##### RECORDED INFORMATION #####

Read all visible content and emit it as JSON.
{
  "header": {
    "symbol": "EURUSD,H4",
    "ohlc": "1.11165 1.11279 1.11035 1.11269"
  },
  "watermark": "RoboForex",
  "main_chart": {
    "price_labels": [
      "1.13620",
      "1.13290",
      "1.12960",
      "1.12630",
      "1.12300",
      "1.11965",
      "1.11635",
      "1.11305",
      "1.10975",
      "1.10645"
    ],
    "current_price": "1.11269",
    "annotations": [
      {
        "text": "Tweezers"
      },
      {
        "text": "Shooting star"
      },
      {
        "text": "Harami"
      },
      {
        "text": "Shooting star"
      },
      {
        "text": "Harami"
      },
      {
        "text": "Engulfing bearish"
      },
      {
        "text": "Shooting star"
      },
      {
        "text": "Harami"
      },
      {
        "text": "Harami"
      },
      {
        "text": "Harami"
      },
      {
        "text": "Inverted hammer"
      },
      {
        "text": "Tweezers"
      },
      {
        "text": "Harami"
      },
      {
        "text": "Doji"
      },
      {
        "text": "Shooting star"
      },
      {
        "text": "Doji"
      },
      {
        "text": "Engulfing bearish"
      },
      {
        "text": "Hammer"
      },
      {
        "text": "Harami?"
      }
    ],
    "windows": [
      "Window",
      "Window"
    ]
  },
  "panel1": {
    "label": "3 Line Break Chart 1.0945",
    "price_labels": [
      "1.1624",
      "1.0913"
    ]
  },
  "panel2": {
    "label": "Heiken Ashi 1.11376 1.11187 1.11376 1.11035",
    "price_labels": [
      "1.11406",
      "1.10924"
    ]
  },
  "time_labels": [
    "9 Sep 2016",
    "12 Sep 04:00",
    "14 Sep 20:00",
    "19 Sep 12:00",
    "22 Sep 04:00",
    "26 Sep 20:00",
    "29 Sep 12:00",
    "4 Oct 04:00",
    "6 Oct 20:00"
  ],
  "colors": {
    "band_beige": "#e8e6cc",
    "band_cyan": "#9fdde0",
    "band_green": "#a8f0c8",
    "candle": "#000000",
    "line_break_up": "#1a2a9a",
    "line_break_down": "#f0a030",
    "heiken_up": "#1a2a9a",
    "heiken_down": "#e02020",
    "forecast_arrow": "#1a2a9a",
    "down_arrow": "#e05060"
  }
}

#####

#### [TASK OBJECTIVE]
Retype all of the material, keeping each line exact.

#### [SOLUTION BELOW]
Read all visible content and emit it as JSON.
{
  "header": {
    "symbol": "EURUSD,H4",
    "ohlc": "1.11165 1.11279 1.11035 1.11269"
  },
  "watermark": "RoboForex",
  "main_chart": {
    "price_labels": [
      "1.13620",
      "1.13290",
      "1.12960",
      "1.12630",
      "1.12300",
      "1.11965",
      "1.11635",
      "1.11305",
      "1.10975",
      "1.10645"
    ],
    "current_price": "1.11269",
    "annotations": [
      {
        "text": "Tweezers"
      },
      {
        "text": "Shooting star"
      },
      {
        "text": "Harami"
      },
      {
        "text": "Shooting star"
      },
      {
        "text": "Harami"
      },
      {
        "text": "Engulfing bearish"
      },
      {
        "text": "Shooting star"
      },
      {
        "text": "Harami"
      },
      {
        "text": "Harami"
      },
      {
        "text": "Harami"
      },
      {
        "text": "Inverted hammer"
      },
      {
        "text": "Tweezers"
      },
      {
        "text": "Harami"
      },
      {
        "text": "Doji"
      },
      {
        "text": "Shooting star"
      },
      {
        "text": "Doji"
      },
      {
        "text": "Engulfing bearish"
      },
      {
        "text": "Hammer"
      },
      {
        "text": "Harami?"
      }
    ],
    "windows": [
      "Window",
      "Window"
    ]
  },
  "panel1": {
    "label": "3 Line Break Chart 1.0945",
    "price_labels": [
      "1.1624",
      "1.0913"
    ]
  },
  "panel2": {
    "label": "Heiken Ashi 1.11376 1.11187 1.11376 1.11035",
    "price_labels": [
      "1.11406",
      "1.10924"
    ]
  },
  "time_labels": [
    "9 Sep 2016",
    "12 Sep 04:00",
    "14 Sep 20:00",
    "19 Sep 12:00",
    "22 Sep 04:00",
    "26 Sep 20:00",
    "29 Sep 12:00",
    "4 Oct 04:00",
    "6 Oct 20:00"
  ],
  "colors": {
    "band_beige": "#e8e6cc",
    "band_cyan": "#9fdde0",
    "band_green": "#a8f0c8",
    "candle": "#000000",
    "line_break_up": "#1a2a9a",
    "line_break_down": "#f0a030",
    "heiken_up": "#1a2a9a",
    "heiken_down": "#e02020",
    "forecast_arrow": "#1a2a9a",
    "down_arrow": "#e05060"
  }
}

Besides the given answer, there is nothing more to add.